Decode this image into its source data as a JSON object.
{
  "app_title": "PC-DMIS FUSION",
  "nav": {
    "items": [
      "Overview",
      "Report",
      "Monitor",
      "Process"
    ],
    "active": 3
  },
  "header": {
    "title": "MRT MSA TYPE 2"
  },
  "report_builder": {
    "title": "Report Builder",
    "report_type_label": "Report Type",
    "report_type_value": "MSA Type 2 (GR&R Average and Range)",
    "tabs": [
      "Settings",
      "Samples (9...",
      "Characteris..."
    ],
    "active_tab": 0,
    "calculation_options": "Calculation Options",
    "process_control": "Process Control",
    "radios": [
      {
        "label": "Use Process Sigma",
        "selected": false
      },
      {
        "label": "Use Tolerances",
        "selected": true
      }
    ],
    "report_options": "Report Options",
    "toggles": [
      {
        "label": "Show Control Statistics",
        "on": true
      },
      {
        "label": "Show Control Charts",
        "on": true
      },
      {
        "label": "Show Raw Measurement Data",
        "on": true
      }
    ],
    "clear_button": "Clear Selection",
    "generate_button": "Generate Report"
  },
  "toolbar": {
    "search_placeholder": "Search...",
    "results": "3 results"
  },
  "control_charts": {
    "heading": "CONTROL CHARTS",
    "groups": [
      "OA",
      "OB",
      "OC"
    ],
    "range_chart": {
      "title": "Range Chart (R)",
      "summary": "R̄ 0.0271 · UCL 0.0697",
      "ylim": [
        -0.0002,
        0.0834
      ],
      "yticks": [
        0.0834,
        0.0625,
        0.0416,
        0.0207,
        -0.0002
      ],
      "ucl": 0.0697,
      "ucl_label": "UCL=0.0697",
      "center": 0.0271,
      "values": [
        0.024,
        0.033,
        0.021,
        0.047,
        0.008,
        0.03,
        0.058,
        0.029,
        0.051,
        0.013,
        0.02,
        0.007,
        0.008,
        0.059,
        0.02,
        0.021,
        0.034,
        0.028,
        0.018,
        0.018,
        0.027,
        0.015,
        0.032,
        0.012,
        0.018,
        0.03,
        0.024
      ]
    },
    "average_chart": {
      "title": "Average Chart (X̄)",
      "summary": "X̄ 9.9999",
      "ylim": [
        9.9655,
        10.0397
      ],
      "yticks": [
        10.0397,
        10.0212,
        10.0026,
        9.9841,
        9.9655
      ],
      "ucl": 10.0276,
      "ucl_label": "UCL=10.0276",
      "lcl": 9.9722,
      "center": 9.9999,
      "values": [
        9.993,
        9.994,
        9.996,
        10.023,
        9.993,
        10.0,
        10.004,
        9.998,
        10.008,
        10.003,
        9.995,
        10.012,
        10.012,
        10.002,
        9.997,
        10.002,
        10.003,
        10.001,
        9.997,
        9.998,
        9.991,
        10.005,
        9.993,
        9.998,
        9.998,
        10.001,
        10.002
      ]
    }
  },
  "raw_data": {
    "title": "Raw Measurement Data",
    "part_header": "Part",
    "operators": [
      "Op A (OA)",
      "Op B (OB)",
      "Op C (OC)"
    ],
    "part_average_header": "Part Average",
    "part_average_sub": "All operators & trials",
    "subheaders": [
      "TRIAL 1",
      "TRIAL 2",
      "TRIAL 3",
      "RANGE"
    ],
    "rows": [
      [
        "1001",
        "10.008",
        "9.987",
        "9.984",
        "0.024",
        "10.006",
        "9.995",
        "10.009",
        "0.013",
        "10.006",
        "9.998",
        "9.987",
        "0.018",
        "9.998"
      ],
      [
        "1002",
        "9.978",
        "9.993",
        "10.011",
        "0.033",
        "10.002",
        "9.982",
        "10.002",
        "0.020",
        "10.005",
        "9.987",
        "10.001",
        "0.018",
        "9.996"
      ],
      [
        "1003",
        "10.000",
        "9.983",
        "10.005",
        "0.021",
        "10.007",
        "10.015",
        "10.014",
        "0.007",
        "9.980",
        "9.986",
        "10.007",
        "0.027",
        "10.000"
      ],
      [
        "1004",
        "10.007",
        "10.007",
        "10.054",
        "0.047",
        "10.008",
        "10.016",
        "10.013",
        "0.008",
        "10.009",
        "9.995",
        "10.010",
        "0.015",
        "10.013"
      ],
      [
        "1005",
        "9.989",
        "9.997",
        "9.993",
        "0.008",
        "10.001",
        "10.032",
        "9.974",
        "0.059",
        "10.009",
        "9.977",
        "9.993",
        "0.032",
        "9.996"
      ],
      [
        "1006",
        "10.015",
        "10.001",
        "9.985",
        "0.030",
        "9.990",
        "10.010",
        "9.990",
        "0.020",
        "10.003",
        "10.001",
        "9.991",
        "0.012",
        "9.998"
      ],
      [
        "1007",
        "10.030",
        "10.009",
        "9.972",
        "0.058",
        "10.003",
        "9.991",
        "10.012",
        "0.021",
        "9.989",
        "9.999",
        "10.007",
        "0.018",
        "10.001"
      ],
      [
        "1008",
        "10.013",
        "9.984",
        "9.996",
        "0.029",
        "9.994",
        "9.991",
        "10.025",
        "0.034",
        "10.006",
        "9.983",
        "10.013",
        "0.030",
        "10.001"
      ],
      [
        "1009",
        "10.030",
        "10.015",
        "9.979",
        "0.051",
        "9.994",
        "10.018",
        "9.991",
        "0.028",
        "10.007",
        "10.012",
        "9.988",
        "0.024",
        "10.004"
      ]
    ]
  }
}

GIVEN PROBLEM: Retype the records above exactly.

RESPONSE TO THIS TASK:
Decode this image into its source data as a JSON object.
{
  "app_title": "PC-DMIS FUSION",
  "nav": {
    "items": [
      "Overview",
      "Report",
      "Monitor",
      "Process"
    ],
    "active": 3
  },
  "header": {
    "title": "MRT MSA TYPE 2"
  },
  "report_builder": {
    "title": "Report Builder",
    "report_type_label": "Report Type",
    "report_type_value": "MSA Type 2 (GR&R Average and Range)",
    "tabs": [
      "Settings",
      "Samples (9...",
      "Characteris..."
    ],
    "active_tab": 0,
    "calculation_options": "Calculation Options",
    "process_control": "Process Control",
    "radios": [
      {
        "label": "Use Process Sigma",
        "selected": false
      },
      {
        "label": "Use Tolerances",
        "selected": true
      }
    ],
    "report_options": "Report Options",
    "toggles": [
      {
        "label": "Show Control Statistics",
        "on": true
      },
      {
        "label": "Show Control Charts",
        "on": true
      },
      {
        "label": "Show Raw Measurement Data",
        "on": true
      }
    ],
    "clear_button": "Clear Selection",
    "generate_button": "Generate Report"
  },
  "toolbar": {
    "search_placeholder": "Search...",
    "results": "3 results"
  },
  "control_charts": {
    "heading": "CONTROL CHARTS",
    "groups": [
      "OA",
      "OB",
      "OC"
    ],
    "range_chart": {
      "title": "Range Chart (R)",
      "summary": "R̄ 0.0271 · UCL 0.0697",
      "ylim": [
        -0.0002,
        0.0834
      ],
      "yticks": [
        0.0834,
        0.0625,
        0.0416,
        0.0207,
        -0.0002
      ],
      "ucl": 0.0697,
      "ucl_label": "UCL=0.0697",
      "center": 0.0271,
      "values": [
        0.024,
        0.033,
        0.021,
        0.047,
        0.008,
        0.03,
        0.058,
        0.029,
        0.051,
        0.013,
        0.02,
        0.007,
        0.008,
        0.059,
        0.02,
        0.021,
        0.034,
        0.028,
        0.018,
        0.018,
        0.027,
        0.015,
        0.032,
        0.012,
        0.018,
        0.03,
        0.024
      ]
    },
    "average_chart": {
      "title": "Average Chart (X̄)",
      "summary": "X̄ 9.9999",
      "ylim": [
        9.9655,
        10.0397
      ],
      "yticks": [
        10.0397,
        10.0212,
        10.0026,
        9.9841,
        9.9655
      ],
      "ucl": 10.0276,
      "ucl_label": "UCL=10.0276",
      "lcl": 9.9722,
      "center": 9.9999,
      "values": [
        9.993,
        9.994,
        9.996,
        10.023,
        9.993,
        10.0,
        10.004,
        9.998,
        10.008,
        10.003,
        9.995,
        10.012,
        10.012,
        10.002,
        9.997,
        10.002,
        10.003,
        10.001,
        9.997,
        9.998,
        9.991,
        10.005,
        9.993,
        9.998,
        9.998,
        10.001,
        10.002
      ]
    }
  },
  "raw_data": {
    "title": "Raw Measurement Data",
    "part_header": "Part",
    "operators": [
      "Op A (OA)",
      "Op B (OB)",
      "Op C (OC)"
    ],
    "part_average_header": "Part Average",
    "part_average_sub": "All operators & trials",
    "subheaders": [
      "TRIAL 1",
      "TRIAL 2",
      "TRIAL 3",
      "RANGE"
    ],
    "rows": [
      [
        "1001",
        "10.008",
        "9.987",
        "9.984",
        "0.024",
        "10.006",
        "9.995",
        "10.009",
        "0.013",
        "10.006",
        "9.998",
        "9.987",
        "0.018",
        "9.998"
      ],
      [
        "1002",
        "9.978",
        "9.993",
        "10.011",
        "0.033",
        "10.002",
        "9.982",
        "10.002",
        "0.020",
        "10.005",
        "9.987",
        "10.001",
        "0.018",
        "9.996"
      ],
      [
        "1003",
        "10.000",
        "9.983",
        "10.005",
        "0.021",
        "10.007",
        "10.015",
        "10.014",
        "0.007",
        "9.980",
        "9.986",
        "10.007",
        "0.027",
        "10.000"
      ],
      [
        "1004",
        "10.007",
        "10.007",
        "10.054",
        "0.047",
        "10.008",
        "10.016",
        "10.013",
        "0.008",
        "10.009",
        "9.995",
        "10.010",
        "0.015",
        "10.013"
      ],
      [
        "1005",
        "9.989",
        "9.997",
        "9.993",
        "0.008",
        "10.001",
        "10.032",
        "9.974",
        "0.059",
        "10.009",
        "9.977",
        "9.993",
        "0.032",
        "9.996"
      ],
      [
        "1006",
        "10.015",
        "10.001",
        "9.985",
        "0.030",
        "9.990",
        "10.010",
        "9.990",
        "0.020",
        "10.003",
        "10.001",
        "9.991",
        "0.012",
        "9.998"
      ],
      [
        "1007",
        "10.030",
        "10.009",
        "9.972",
        "0.058",
        "10.003",
        "9.991",
        "10.012",
        "0.021",
        "9.989",
        "9.999",
        "10.007",
        "0.018",
        "10.001"
      ],
      [
        "1008",
        "10.013",
        "9.984",
        "9.996",
        "0.029",
        "9.994",
        "9.991",
        "10.025",
        "0.034",
        "10.006",
        "9.983",
        "10.013",
        "0.030",
        "10.001"
      ],
      [
        "1009",
        "10.030",
        "10.015",
        "9.979",
        "0.051",
        "9.994",
        "10.018",
        "9.991",
        "0.028",
        "10.007",
        "10.012",
        "9.988",
        "0.024",
        "10.004"
      ]
    ]
  }
}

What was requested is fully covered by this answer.